[begin Exercise data]

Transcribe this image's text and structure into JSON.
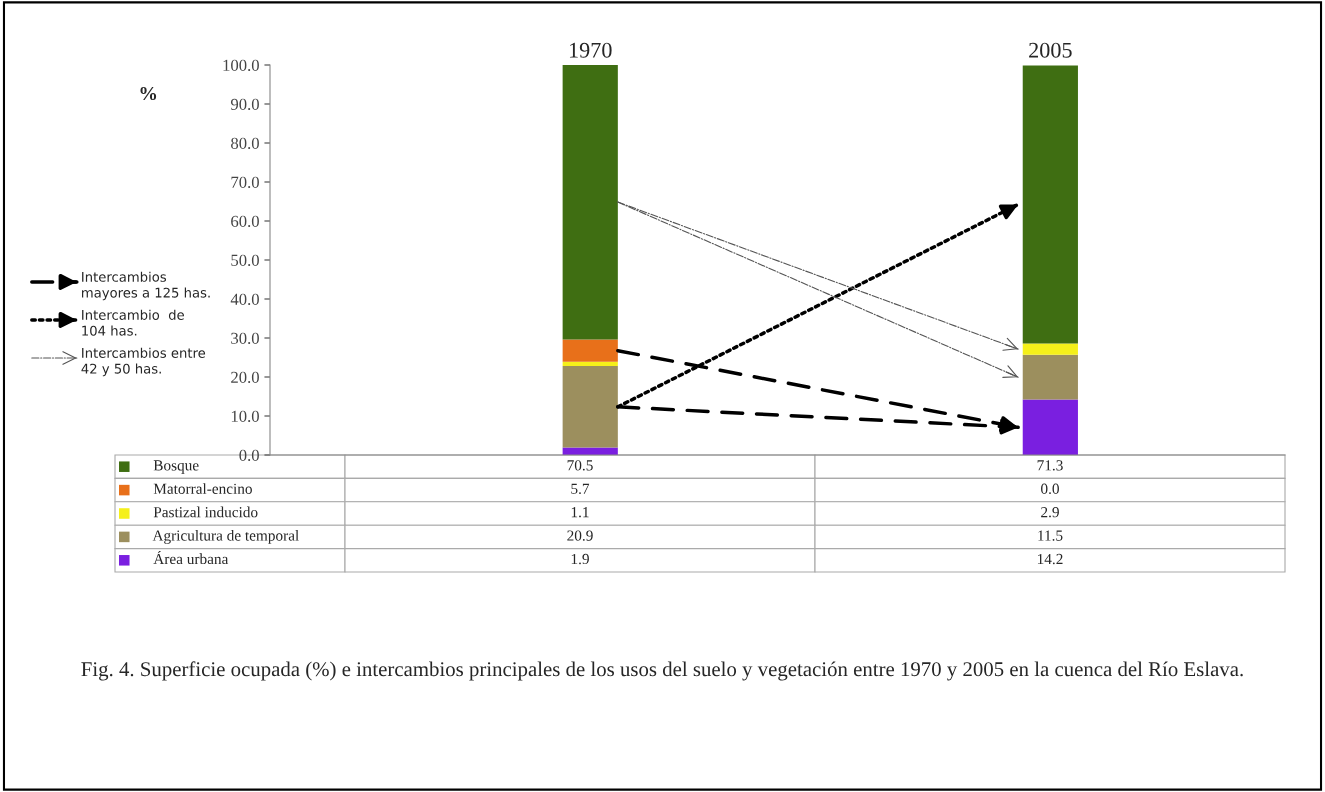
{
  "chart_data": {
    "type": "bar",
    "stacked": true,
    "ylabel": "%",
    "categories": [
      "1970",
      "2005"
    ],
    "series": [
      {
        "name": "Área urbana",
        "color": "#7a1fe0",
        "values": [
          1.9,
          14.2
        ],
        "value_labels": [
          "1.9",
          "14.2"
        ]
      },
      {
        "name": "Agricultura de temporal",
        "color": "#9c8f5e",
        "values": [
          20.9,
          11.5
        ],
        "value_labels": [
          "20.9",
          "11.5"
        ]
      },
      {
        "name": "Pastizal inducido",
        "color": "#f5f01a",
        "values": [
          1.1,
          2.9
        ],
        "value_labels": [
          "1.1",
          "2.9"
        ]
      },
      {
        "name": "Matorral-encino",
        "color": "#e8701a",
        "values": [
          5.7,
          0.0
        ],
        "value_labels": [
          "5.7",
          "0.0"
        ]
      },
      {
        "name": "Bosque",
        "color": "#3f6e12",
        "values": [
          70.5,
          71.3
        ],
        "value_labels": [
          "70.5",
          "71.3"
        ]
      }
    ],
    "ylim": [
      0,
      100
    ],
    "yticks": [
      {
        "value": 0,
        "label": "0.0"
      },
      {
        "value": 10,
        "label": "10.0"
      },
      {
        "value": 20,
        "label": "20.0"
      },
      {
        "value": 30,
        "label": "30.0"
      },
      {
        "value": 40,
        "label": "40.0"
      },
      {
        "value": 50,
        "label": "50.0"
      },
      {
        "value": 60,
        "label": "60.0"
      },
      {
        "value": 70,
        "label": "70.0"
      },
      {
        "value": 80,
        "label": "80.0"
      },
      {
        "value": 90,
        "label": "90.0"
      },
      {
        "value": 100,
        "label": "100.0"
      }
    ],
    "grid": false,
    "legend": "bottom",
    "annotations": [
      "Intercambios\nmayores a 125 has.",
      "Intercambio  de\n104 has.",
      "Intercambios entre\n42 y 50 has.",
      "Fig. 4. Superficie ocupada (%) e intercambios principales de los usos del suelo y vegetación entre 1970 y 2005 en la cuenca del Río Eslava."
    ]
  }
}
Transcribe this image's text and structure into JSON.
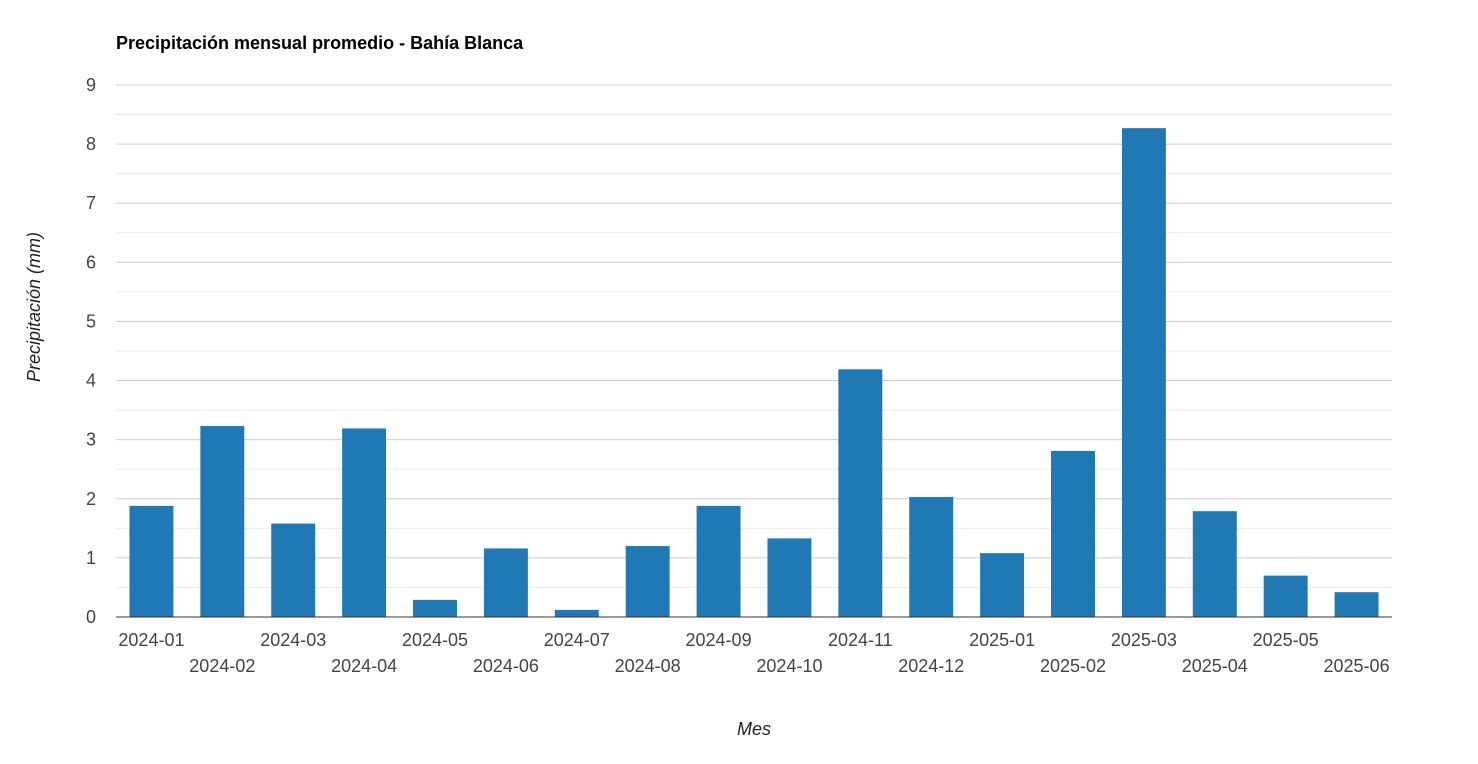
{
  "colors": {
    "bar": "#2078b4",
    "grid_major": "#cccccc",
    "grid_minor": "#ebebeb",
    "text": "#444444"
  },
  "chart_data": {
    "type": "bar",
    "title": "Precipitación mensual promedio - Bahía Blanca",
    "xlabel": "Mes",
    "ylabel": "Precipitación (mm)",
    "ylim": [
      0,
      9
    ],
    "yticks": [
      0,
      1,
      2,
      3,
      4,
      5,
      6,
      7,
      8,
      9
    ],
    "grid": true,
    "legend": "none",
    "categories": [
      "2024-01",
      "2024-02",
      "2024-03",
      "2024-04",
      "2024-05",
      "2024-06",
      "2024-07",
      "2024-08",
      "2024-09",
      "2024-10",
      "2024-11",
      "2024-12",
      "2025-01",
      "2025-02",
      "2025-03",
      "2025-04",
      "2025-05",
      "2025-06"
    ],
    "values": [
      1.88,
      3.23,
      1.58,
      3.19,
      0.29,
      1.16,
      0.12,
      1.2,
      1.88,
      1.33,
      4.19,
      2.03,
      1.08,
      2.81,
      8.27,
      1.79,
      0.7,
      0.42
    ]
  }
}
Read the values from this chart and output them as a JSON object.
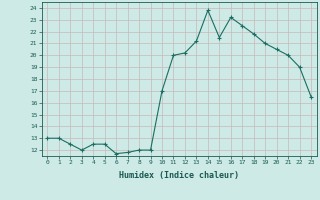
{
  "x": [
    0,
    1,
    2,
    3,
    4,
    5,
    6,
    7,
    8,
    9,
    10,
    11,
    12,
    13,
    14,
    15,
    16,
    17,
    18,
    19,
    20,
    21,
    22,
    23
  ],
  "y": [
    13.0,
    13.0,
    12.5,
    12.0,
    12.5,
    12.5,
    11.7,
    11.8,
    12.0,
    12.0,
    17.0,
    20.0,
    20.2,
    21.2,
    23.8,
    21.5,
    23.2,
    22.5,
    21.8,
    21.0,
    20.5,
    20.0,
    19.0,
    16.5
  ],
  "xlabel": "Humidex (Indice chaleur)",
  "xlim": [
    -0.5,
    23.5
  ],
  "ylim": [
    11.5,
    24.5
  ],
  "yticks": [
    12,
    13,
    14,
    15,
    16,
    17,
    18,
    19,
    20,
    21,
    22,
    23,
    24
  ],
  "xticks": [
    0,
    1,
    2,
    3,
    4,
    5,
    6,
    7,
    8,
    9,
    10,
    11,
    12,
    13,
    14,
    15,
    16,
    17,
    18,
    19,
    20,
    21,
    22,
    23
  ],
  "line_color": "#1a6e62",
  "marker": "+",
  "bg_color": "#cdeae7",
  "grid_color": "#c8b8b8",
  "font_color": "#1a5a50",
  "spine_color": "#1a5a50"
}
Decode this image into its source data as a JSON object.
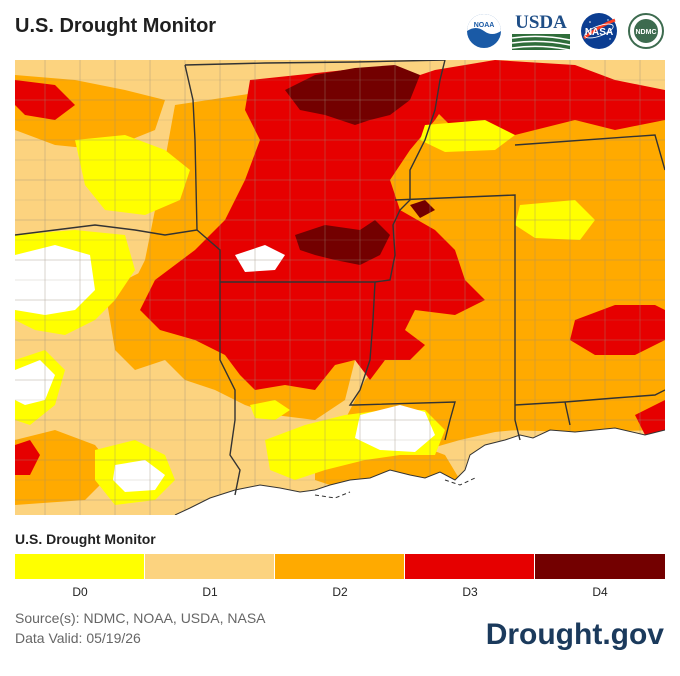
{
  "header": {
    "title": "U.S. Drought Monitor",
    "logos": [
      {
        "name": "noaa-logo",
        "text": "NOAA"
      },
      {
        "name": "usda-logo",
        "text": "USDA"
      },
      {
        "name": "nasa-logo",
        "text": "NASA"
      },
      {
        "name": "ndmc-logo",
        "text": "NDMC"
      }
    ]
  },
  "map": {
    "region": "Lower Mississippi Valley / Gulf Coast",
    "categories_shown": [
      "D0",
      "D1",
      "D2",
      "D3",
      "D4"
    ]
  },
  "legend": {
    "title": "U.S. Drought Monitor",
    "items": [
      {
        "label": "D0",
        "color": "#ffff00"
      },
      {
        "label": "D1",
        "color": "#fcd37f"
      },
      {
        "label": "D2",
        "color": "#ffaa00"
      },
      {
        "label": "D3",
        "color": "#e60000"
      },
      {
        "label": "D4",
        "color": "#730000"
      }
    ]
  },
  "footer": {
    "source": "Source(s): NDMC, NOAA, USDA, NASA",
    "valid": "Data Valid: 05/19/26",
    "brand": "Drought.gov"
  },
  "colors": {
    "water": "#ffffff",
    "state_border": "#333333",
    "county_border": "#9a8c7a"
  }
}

[end Exercise data]

**Work to complete:**
For the string "object", count the lines of the entries above that include it; answer with the number only.

**Answer below:**
2